_Exercise description_
Give back each entry unchanged, minus pictures.

• • • •

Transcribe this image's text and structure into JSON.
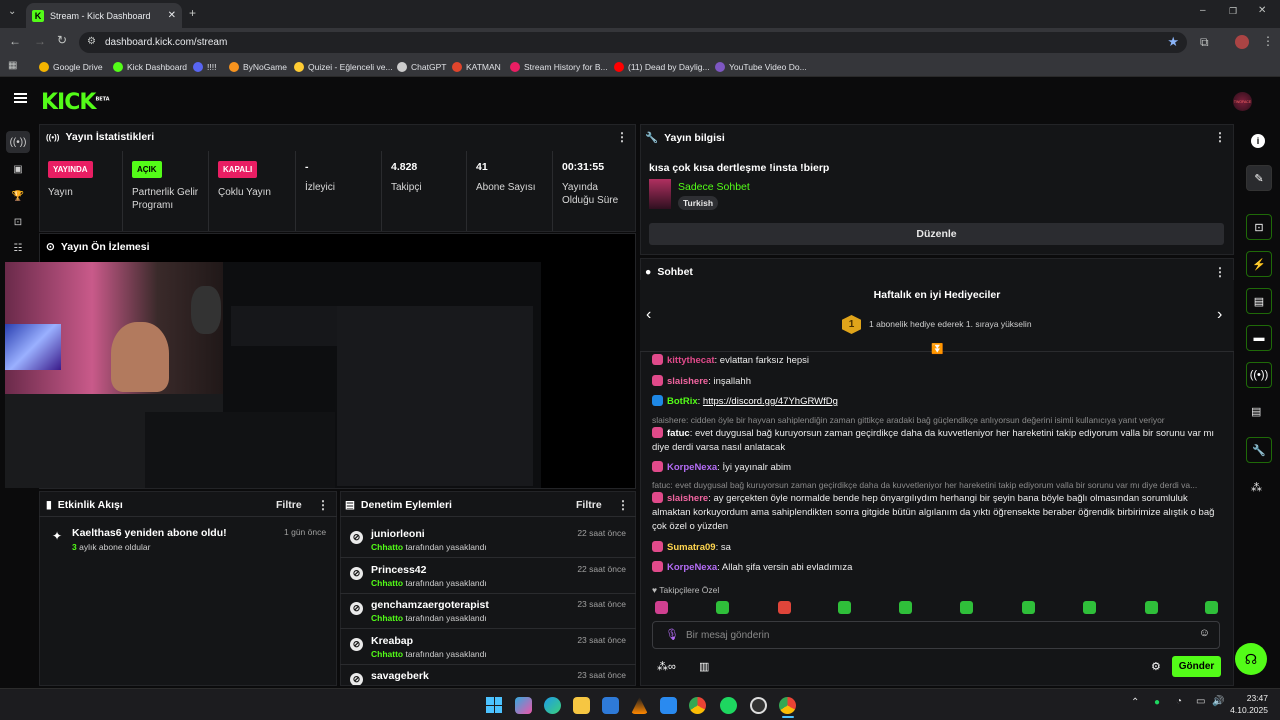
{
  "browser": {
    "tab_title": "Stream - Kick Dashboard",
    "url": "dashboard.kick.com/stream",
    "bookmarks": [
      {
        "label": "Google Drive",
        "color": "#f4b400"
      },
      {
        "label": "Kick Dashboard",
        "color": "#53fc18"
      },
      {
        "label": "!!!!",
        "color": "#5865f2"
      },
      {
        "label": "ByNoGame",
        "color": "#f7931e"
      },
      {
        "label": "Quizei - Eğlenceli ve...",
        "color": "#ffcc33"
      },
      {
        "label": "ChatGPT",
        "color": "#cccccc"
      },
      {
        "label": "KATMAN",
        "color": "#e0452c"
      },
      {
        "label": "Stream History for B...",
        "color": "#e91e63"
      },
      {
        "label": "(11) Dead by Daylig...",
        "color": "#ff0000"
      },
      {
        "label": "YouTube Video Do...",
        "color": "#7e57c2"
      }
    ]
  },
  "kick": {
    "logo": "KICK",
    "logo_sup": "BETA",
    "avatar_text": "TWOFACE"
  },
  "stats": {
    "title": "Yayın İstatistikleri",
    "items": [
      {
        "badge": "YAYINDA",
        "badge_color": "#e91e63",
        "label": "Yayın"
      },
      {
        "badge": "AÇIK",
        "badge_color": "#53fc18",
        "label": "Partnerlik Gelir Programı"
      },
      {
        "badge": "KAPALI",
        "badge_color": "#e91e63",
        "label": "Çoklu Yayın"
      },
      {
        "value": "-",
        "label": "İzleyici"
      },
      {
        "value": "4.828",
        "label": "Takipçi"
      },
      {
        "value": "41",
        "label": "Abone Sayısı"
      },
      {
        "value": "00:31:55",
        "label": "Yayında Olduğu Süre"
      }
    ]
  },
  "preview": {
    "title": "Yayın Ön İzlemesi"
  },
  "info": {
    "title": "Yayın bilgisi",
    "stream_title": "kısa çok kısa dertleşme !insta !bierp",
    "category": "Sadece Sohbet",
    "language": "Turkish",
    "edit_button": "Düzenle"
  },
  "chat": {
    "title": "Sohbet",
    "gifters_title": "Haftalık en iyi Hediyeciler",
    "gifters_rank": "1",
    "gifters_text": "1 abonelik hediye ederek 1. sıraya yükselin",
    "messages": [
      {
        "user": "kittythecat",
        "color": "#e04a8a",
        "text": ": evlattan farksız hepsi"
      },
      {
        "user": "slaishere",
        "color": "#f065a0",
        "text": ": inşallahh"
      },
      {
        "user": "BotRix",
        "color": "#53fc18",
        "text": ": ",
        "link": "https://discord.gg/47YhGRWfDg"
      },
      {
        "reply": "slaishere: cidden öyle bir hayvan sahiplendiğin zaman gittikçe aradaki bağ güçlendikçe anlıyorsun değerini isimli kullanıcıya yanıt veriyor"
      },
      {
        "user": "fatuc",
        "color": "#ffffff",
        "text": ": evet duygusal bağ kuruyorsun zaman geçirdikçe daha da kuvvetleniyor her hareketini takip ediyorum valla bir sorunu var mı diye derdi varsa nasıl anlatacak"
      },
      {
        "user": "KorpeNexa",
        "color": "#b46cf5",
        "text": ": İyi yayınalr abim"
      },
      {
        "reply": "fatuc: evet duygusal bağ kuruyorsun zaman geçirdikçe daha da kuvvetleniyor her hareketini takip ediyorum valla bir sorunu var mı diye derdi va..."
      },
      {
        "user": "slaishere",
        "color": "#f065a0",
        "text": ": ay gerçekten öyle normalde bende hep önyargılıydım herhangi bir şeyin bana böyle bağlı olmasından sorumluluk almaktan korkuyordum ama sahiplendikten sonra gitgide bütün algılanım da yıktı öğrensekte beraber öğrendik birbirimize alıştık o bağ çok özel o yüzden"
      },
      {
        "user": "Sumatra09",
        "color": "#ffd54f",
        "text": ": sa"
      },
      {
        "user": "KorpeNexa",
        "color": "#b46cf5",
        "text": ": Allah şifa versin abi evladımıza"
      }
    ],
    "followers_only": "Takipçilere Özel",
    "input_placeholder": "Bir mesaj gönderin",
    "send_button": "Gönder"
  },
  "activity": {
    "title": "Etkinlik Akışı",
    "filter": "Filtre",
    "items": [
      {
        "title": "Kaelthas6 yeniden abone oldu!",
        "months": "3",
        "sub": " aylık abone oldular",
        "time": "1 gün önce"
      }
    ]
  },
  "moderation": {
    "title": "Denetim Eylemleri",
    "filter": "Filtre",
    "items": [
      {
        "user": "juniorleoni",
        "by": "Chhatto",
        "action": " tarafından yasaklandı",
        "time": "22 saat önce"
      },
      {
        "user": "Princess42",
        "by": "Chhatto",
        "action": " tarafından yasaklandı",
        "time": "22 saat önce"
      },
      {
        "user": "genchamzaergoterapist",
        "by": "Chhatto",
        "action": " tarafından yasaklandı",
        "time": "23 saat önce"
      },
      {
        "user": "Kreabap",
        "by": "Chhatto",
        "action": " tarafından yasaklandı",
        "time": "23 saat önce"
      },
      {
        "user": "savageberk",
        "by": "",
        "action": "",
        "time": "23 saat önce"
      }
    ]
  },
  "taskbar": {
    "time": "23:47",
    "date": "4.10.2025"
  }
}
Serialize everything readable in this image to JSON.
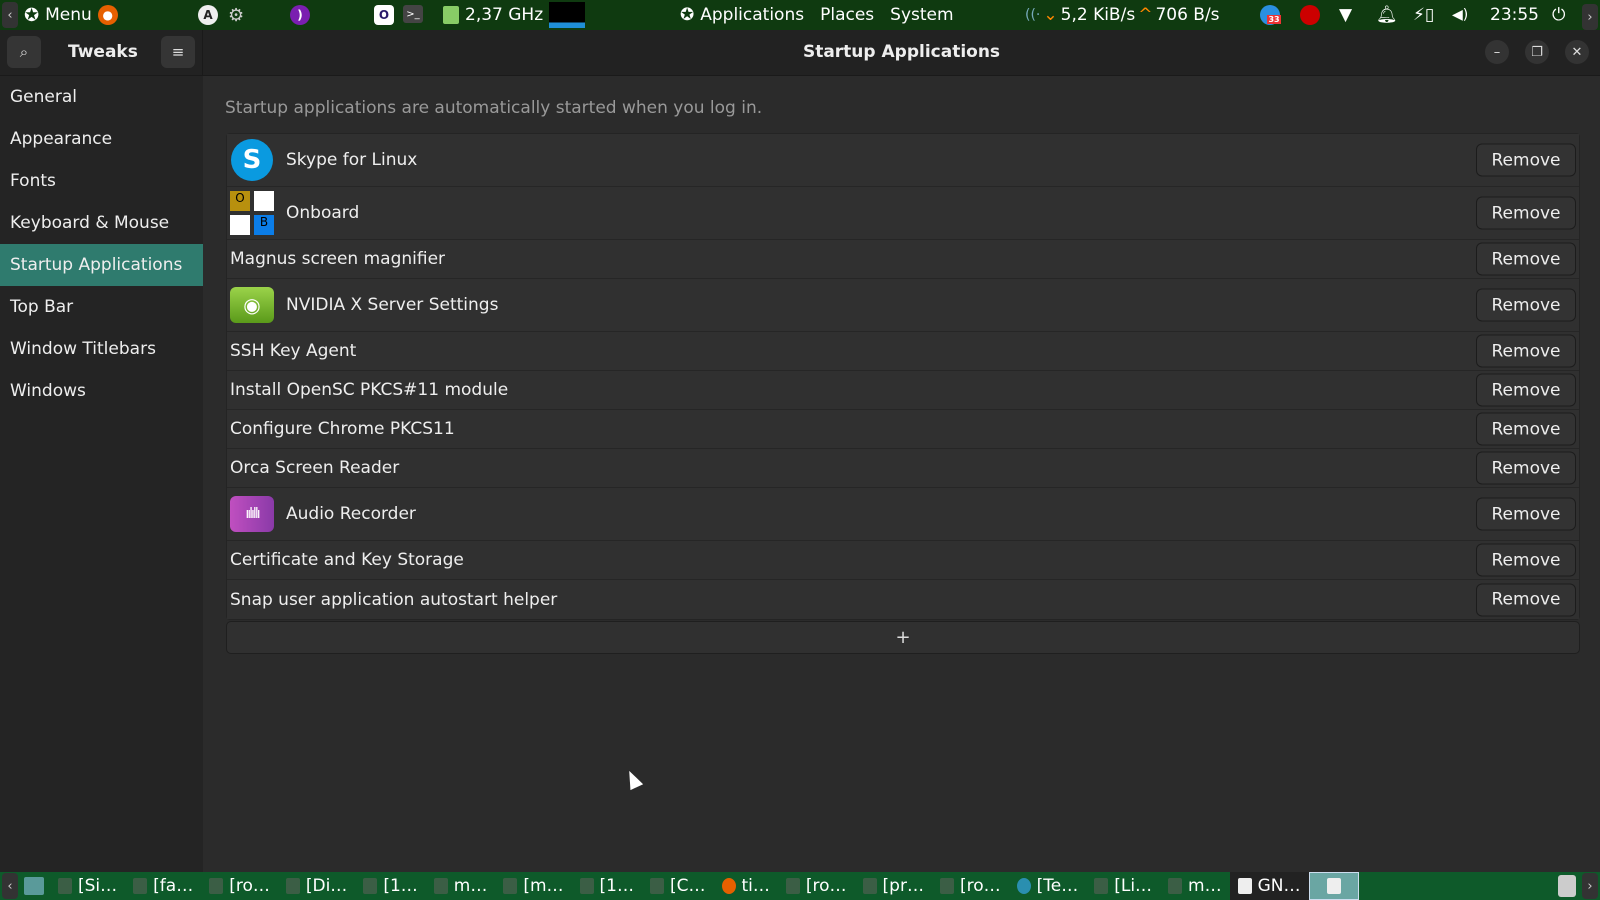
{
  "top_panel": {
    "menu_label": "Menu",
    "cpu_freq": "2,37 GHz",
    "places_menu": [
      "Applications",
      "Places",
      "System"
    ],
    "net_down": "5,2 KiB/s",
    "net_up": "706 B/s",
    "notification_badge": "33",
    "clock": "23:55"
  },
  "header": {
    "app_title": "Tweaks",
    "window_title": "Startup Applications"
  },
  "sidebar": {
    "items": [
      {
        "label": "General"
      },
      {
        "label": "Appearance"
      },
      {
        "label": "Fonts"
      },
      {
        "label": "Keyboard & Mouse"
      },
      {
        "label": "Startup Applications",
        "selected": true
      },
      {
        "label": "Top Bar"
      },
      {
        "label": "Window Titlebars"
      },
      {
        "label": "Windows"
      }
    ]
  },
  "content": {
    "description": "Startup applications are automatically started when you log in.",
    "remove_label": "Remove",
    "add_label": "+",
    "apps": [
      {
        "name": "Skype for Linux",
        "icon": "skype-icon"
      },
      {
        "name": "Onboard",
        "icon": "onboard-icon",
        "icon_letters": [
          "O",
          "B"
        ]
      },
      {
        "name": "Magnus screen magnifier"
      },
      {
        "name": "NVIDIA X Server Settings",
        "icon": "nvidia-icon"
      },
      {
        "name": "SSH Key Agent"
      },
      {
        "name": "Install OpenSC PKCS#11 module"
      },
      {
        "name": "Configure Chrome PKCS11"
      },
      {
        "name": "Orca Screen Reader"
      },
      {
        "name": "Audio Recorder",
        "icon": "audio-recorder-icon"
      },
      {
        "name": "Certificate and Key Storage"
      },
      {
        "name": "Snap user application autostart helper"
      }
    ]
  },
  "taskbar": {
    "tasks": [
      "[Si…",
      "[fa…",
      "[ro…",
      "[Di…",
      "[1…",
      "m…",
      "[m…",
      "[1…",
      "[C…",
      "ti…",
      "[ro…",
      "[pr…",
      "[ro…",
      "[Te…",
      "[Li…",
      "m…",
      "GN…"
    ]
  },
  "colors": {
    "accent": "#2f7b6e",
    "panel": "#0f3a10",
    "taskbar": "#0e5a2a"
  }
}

• • • •

_Answer to this problem_
Transcribe this image's text and structure into JSON.
{
  "browser": {
    "tab_title": "Stream - Kick Dashboard",
    "url": "dashboard.kick.com/stream",
    "bookmarks": [
      {
        "label": "Google Drive",
        "color": "#f4b400"
      },
      {
        "label": "Kick Dashboard",
        "color": "#53fc18"
      },
      {
        "label": "!!!!",
        "color": "#5865f2"
      },
      {
        "label": "ByNoGame",
        "color": "#f7931e"
      },
      {
        "label": "Quizei - Eğlenceli ve...",
        "color": "#ffcc33"
      },
      {
        "label": "ChatGPT",
        "color": "#cccccc"
      },
      {
        "label": "KATMAN",
        "color": "#e0452c"
      },
      {
        "label": "Stream History for B...",
        "color": "#e91e63"
      },
      {
        "label": "(11) Dead by Daylig...",
        "color": "#ff0000"
      },
      {
        "label": "YouTube Video Do...",
        "color": "#7e57c2"
      }
    ]
  },
  "kick": {
    "logo": "KICK",
    "logo_sup": "BETA",
    "avatar_text": "TWOFACE"
  },
  "stats": {
    "title": "Yayın İstatistikleri",
    "items": [
      {
        "badge": "YAYINDA",
        "badge_color": "#e91e63",
        "label": "Yayın"
      },
      {
        "badge": "AÇIK",
        "badge_color": "#53fc18",
        "label": "Partnerlik Gelir Programı"
      },
      {
        "badge": "KAPALI",
        "badge_color": "#e91e63",
        "label": "Çoklu Yayın"
      },
      {
        "value": "-",
        "label": "İzleyici"
      },
      {
        "value": "4.828",
        "label": "Takipçi"
      },
      {
        "value": "41",
        "label": "Abone Sayısı"
      },
      {
        "value": "00:31:55",
        "label": "Yayında Olduğu Süre"
      }
    ]
  },
  "preview": {
    "title": "Yayın Ön İzlemesi"
  },
  "info": {
    "title": "Yayın bilgisi",
    "stream_title": "kısa çok kısa dertleşme !insta !bierp",
    "category": "Sadece Sohbet",
    "language": "Turkish",
    "edit_button": "Düzenle"
  },
  "chat": {
    "title": "Sohbet",
    "gifters_title": "Haftalık en iyi Hediyeciler",
    "gifters_rank": "1",
    "gifters_text": "1 abonelik hediye ederek 1. sıraya yükselin",
    "messages": [
      {
        "user": "kittythecat",
        "color": "#e04a8a",
        "text": ": evlattan farksız hepsi"
      },
      {
        "user": "slaishere",
        "color": "#f065a0",
        "text": ": inşallahh"
      },
      {
        "user": "BotRix",
        "color": "#53fc18",
        "text": ": ",
        "link": "https://discord.gg/47YhGRWfDg"
      },
      {
        "reply": "slaishere: cidden öyle bir hayvan sahiplendiğin zaman gittikçe aradaki bağ güçlendikçe anlıyorsun değerini isimli kullanıcıya yanıt veriyor"
      },
      {
        "user": "fatuc",
        "color": "#ffffff",
        "text": ": evet duygusal bağ kuruyorsun zaman geçirdikçe daha da kuvvetleniyor her hareketini takip ediyorum valla bir sorunu var mı diye derdi varsa nasıl anlatacak"
      },
      {
        "user": "KorpeNexa",
        "color": "#b46cf5",
        "text": ": İyi yayınalr abim"
      },
      {
        "reply": "fatuc: evet duygusal bağ kuruyorsun zaman geçirdikçe daha da kuvvetleniyor her hareketini takip ediyorum valla bir sorunu var mı diye derdi va..."
      },
      {
        "user": "slaishere",
        "color": "#f065a0",
        "text": ": ay gerçekten öyle normalde bende hep önyargılıydım herhangi bir şeyin bana böyle bağlı olmasından sorumluluk almaktan korkuyordum ama sahiplendikten sonra gitgide bütün algılanım da yıktı öğrensekte beraber öğrendik birbirimize alıştık o bağ çok özel o yüzden"
      },
      {
        "user": "Sumatra09",
        "color": "#ffd54f",
        "text": ": sa"
      },
      {
        "user": "KorpeNexa",
        "color": "#b46cf5",
        "text": ": Allah şifa versin abi evladımıza"
      }
    ],
    "followers_only": "Takipçilere Özel",
    "input_placeholder": "Bir mesaj gönderin",
    "send_button": "Gönder"
  },
  "activity": {
    "title": "Etkinlik Akışı",
    "filter": "Filtre",
    "items": [
      {
        "title": "Kaelthas6 yeniden abone oldu!",
        "months": "3",
        "sub": " aylık abone oldular",
        "time": "1 gün önce"
      }
    ]
  },
  "moderation": {
    "title": "Denetim Eylemleri",
    "filter": "Filtre",
    "items": [
      {
        "user": "juniorleoni",
        "by": "Chhatto",
        "action": " tarafından yasaklandı",
        "time": "22 saat önce"
      },
      {
        "user": "Princess42",
        "by": "Chhatto",
        "action": " tarafından yasaklandı",
        "time": "22 saat önce"
      },
      {
        "user": "genchamzaergoterapist",
        "by": "Chhatto",
        "action": " tarafından yasaklandı",
        "time": "23 saat önce"
      },
      {
        "user": "Kreabap",
        "by": "Chhatto",
        "action": " tarafından yasaklandı",
        "time": "23 saat önce"
      },
      {
        "user": "savageberk",
        "by": "",
        "action": "",
        "time": "23 saat önce"
      }
    ]
  },
  "taskbar": {
    "time": "23:47",
    "date": "4.10.2025"
  }
}
Serialize everything readable in this image to JSON.
{
  "top_panel": {
    "menu_label": "Menu",
    "cpu_freq": "2,37 GHz",
    "places_menu": [
      "Applications",
      "Places",
      "System"
    ],
    "net_down": "5,2 KiB/s",
    "net_up": "706 B/s",
    "notification_badge": "33",
    "clock": "23:55"
  },
  "header": {
    "app_title": "Tweaks",
    "window_title": "Startup Applications"
  },
  "sidebar": {
    "items": [
      {
        "label": "General"
      },
      {
        "label": "Appearance"
      },
      {
        "label": "Fonts"
      },
      {
        "label": "Keyboard & Mouse"
      },
      {
        "label": "Startup Applications",
        "selected": true
      },
      {
        "label": "Top Bar"
      },
      {
        "label": "Window Titlebars"
      },
      {
        "label": "Windows"
      }
    ]
  },
  "content": {
    "description": "Startup applications are automatically started when you log in.",
    "remove_label": "Remove",
    "add_label": "+",
    "apps": [
      {
        "name": "Skype for Linux",
        "icon": "skype-icon"
      },
      {
        "name": "Onboard",
        "icon": "onboard-icon",
        "icon_letters": [
          "O",
          "B"
        ]
      },
      {
        "name": "Magnus screen magnifier"
      },
      {
        "name": "NVIDIA X Server Settings",
        "icon": "nvidia-icon"
      },
      {
        "name": "SSH Key Agent"
      },
      {
        "name": "Install OpenSC PKCS#11 module"
      },
      {
        "name": "Configure Chrome PKCS11"
      },
      {
        "name": "Orca Screen Reader"
      },
      {
        "name": "Audio Recorder",
        "icon": "audio-recorder-icon"
      },
      {
        "name": "Certificate and Key Storage"
      },
      {
        "name": "Snap user application autostart helper"
      }
    ]
  },
  "taskbar": {
    "tasks": [
      "[Si…",
      "[fa…",
      "[ro…",
      "[Di…",
      "[1…",
      "m…",
      "[m…",
      "[1…",
      "[C…",
      "ti…",
      "[ro…",
      "[pr…",
      "[ro…",
      "[Te…",
      "[Li…",
      "m…",
      "GN…"
    ]
  },
  "colors": {
    "accent": "#2f7b6e",
    "panel": "#0f3a10",
    "taskbar": "#0e5a2a"
  }
}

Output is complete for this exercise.